"""

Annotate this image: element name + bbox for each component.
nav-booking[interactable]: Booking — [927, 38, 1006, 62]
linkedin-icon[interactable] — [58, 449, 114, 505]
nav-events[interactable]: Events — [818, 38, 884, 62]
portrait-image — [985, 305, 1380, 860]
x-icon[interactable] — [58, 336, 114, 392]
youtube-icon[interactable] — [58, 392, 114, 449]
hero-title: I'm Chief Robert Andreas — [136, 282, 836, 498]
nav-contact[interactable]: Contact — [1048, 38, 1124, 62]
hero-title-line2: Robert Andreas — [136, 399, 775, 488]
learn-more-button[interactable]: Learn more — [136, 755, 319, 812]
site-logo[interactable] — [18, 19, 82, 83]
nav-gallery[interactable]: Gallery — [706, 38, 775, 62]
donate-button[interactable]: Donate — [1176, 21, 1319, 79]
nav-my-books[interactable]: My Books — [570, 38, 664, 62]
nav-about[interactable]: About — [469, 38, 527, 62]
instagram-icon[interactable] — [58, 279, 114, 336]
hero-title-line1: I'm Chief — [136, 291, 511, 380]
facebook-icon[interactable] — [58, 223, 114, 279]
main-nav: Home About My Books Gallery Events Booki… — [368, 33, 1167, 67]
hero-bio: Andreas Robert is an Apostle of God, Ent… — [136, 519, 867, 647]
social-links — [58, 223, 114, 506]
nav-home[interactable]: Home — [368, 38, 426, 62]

"""

# To be done
Can you change "Andreas" to "Andrews" everywhere it appears in the records above and give all the lines again, leaving everything else untouched?

# Task result
Annotate this image: element name + bbox for each component.
nav-booking[interactable]: Booking — [927, 38, 1006, 62]
linkedin-icon[interactable] — [58, 449, 114, 505]
nav-events[interactable]: Events — [818, 38, 884, 62]
portrait-image — [985, 305, 1380, 860]
x-icon[interactable] — [58, 336, 114, 392]
youtube-icon[interactable] — [58, 392, 114, 449]
hero-title: I'm Chief Robert Andrews — [136, 282, 836, 498]
nav-contact[interactable]: Contact — [1048, 38, 1124, 62]
hero-title-line2: Robert Andrews — [136, 399, 775, 488]
learn-more-button[interactable]: Learn more — [136, 755, 319, 812]
site-logo[interactable] — [18, 19, 82, 83]
nav-gallery[interactable]: Gallery — [706, 38, 775, 62]
donate-button[interactable]: Donate — [1176, 21, 1319, 79]
nav-my-books[interactable]: My Books — [570, 38, 664, 62]
nav-about[interactable]: About — [469, 38, 527, 62]
instagram-icon[interactable] — [58, 279, 114, 336]
hero-title-line1: I'm Chief — [136, 291, 511, 380]
facebook-icon[interactable] — [58, 223, 114, 279]
main-nav: Home About My Books Gallery Events Booki… — [368, 33, 1167, 67]
hero-bio: Andrews Robert is an Apostle of God, Ent… — [136, 519, 867, 647]
social-links — [58, 223, 114, 506]
nav-home[interactable]: Home — [368, 38, 426, 62]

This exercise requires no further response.